_The exercise:_
Repeat what the lines below say, word for word, and skip every image.

_Records from a collection of figures:_
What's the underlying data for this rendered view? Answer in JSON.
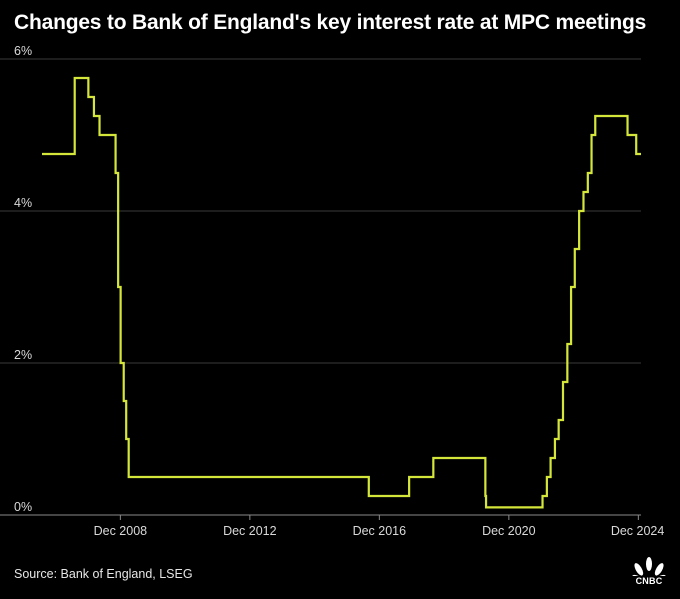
{
  "title": "Changes to Bank of England's key interest rate at MPC meetings",
  "source": "Source: Bank of England, LSEG",
  "logo_text": "CNBC",
  "colors": {
    "background": "#000000",
    "line": "#d4e63a",
    "grid": "#3a3a3a",
    "text": "#ffffff",
    "tick_text": "#d9d9d9"
  },
  "chart_data": {
    "type": "line",
    "step": "after",
    "title": "Changes to Bank of England's key interest rate at MPC meetings",
    "xlabel": "",
    "ylabel": "",
    "xlim": [
      "2006-07-01",
      "2024-12-31"
    ],
    "ylim": [
      0,
      6
    ],
    "y_ticks": [
      0,
      2,
      4,
      6
    ],
    "y_tick_labels": [
      "0%",
      "2%",
      "4%",
      "6%"
    ],
    "x_ticks": [
      "2008-12-01",
      "2012-12-01",
      "2016-12-01",
      "2020-12-01",
      "2024-12-01"
    ],
    "x_tick_labels": [
      "Dec 2008",
      "Dec 2012",
      "Dec 2016",
      "Dec 2020",
      "Dec 2024"
    ],
    "grid": "horizontal",
    "series": [
      {
        "x": [
          "2006-07-01",
          "2007-07-05",
          "2007-12-06",
          "2008-02-07",
          "2008-04-10",
          "2008-10-08",
          "2008-11-06",
          "2008-12-04",
          "2009-01-08",
          "2009-02-05",
          "2009-03-05",
          "2016-08-04",
          "2017-11-02",
          "2018-08-02",
          "2020-03-11",
          "2020-03-19",
          "2021-12-16",
          "2022-02-03",
          "2022-03-17",
          "2022-05-05",
          "2022-06-16",
          "2022-08-04",
          "2022-09-22",
          "2022-11-03",
          "2022-12-15",
          "2023-02-02",
          "2023-03-23",
          "2023-05-11",
          "2023-06-22",
          "2023-08-03",
          "2024-08-01",
          "2024-11-07",
          "2024-12-31"
        ],
        "values": [
          4.75,
          5.75,
          5.5,
          5.25,
          5.0,
          4.5,
          3.0,
          2.0,
          1.5,
          1.0,
          0.5,
          0.25,
          0.5,
          0.75,
          0.25,
          0.1,
          0.25,
          0.5,
          0.75,
          1.0,
          1.25,
          1.75,
          2.25,
          3.0,
          3.5,
          4.0,
          4.25,
          4.5,
          5.0,
          5.25,
          5.0,
          4.75,
          4.75
        ]
      }
    ]
  }
}
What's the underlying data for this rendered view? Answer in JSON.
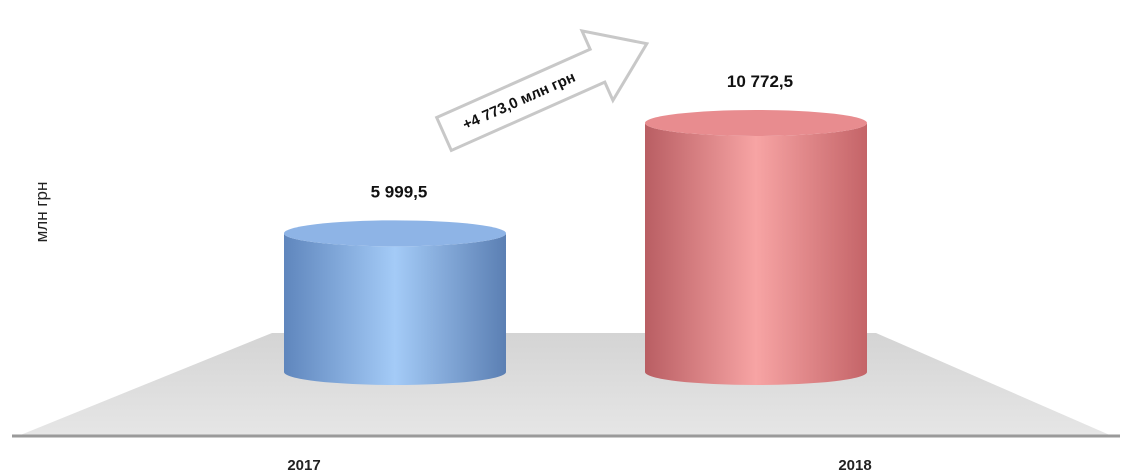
{
  "chart_data": {
    "type": "bar",
    "style": "3d-cylinder",
    "categories": [
      "2017",
      "2018"
    ],
    "values": [
      5999.5,
      10772.5
    ],
    "value_labels": [
      "5 999,5",
      "10 772,5"
    ],
    "series_colors": [
      "#8fb8ec",
      "#ef8f8f"
    ],
    "ylabel": "млн грн",
    "legend": "none",
    "grid": false,
    "annotation": {
      "text": "+4 773,0 млн грн",
      "type": "arrow"
    }
  }
}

_Task response:_
What's the underlying data for this rendered view? Answer in JSON.
{
  "title": "Changes to Bank of England's key interest rate at MPC meetings",
  "source": "Source: Bank of England, LSEG",
  "logo_text": "CNBC",
  "colors": {
    "background": "#000000",
    "line": "#d4e63a",
    "grid": "#3a3a3a",
    "text": "#ffffff",
    "tick_text": "#d9d9d9"
  },
  "chart_data": {
    "type": "line",
    "step": "after",
    "title": "Changes to Bank of England's key interest rate at MPC meetings",
    "xlabel": "",
    "ylabel": "",
    "xlim": [
      "2006-07-01",
      "2024-12-31"
    ],
    "ylim": [
      0,
      6
    ],
    "y_ticks": [
      0,
      2,
      4,
      6
    ],
    "y_tick_labels": [
      "0%",
      "2%",
      "4%",
      "6%"
    ],
    "x_ticks": [
      "2008-12-01",
      "2012-12-01",
      "2016-12-01",
      "2020-12-01",
      "2024-12-01"
    ],
    "x_tick_labels": [
      "Dec 2008",
      "Dec 2012",
      "Dec 2016",
      "Dec 2020",
      "Dec 2024"
    ],
    "grid": "horizontal",
    "series": [
      {
        "x": [
          "2006-07-01",
          "2007-07-05",
          "2007-12-06",
          "2008-02-07",
          "2008-04-10",
          "2008-10-08",
          "2008-11-06",
          "2008-12-04",
          "2009-01-08",
          "2009-02-05",
          "2009-03-05",
          "2016-08-04",
          "2017-11-02",
          "2018-08-02",
          "2020-03-11",
          "2020-03-19",
          "2021-12-16",
          "2022-02-03",
          "2022-03-17",
          "2022-05-05",
          "2022-06-16",
          "2022-08-04",
          "2022-09-22",
          "2022-11-03",
          "2022-12-15",
          "2023-02-02",
          "2023-03-23",
          "2023-05-11",
          "2023-06-22",
          "2023-08-03",
          "2024-08-01",
          "2024-11-07",
          "2024-12-31"
        ],
        "values": [
          4.75,
          5.75,
          5.5,
          5.25,
          5.0,
          4.5,
          3.0,
          2.0,
          1.5,
          1.0,
          0.5,
          0.25,
          0.5,
          0.75,
          0.25,
          0.1,
          0.25,
          0.5,
          0.75,
          1.0,
          1.25,
          1.75,
          2.25,
          3.0,
          3.5,
          4.0,
          4.25,
          4.5,
          5.0,
          5.25,
          5.0,
          4.75,
          4.75
        ]
      }
    ]
  }
}
What's the underlying data for this rendered view? Answer in JSON.
{
  "chart_data": {
    "type": "bar",
    "style": "3d-cylinder",
    "categories": [
      "2017",
      "2018"
    ],
    "values": [
      5999.5,
      10772.5
    ],
    "value_labels": [
      "5 999,5",
      "10 772,5"
    ],
    "series_colors": [
      "#8fb8ec",
      "#ef8f8f"
    ],
    "ylabel": "млн грн",
    "legend": "none",
    "grid": false,
    "annotation": {
      "text": "+4 773,0 млн грн",
      "type": "arrow"
    }
  }
}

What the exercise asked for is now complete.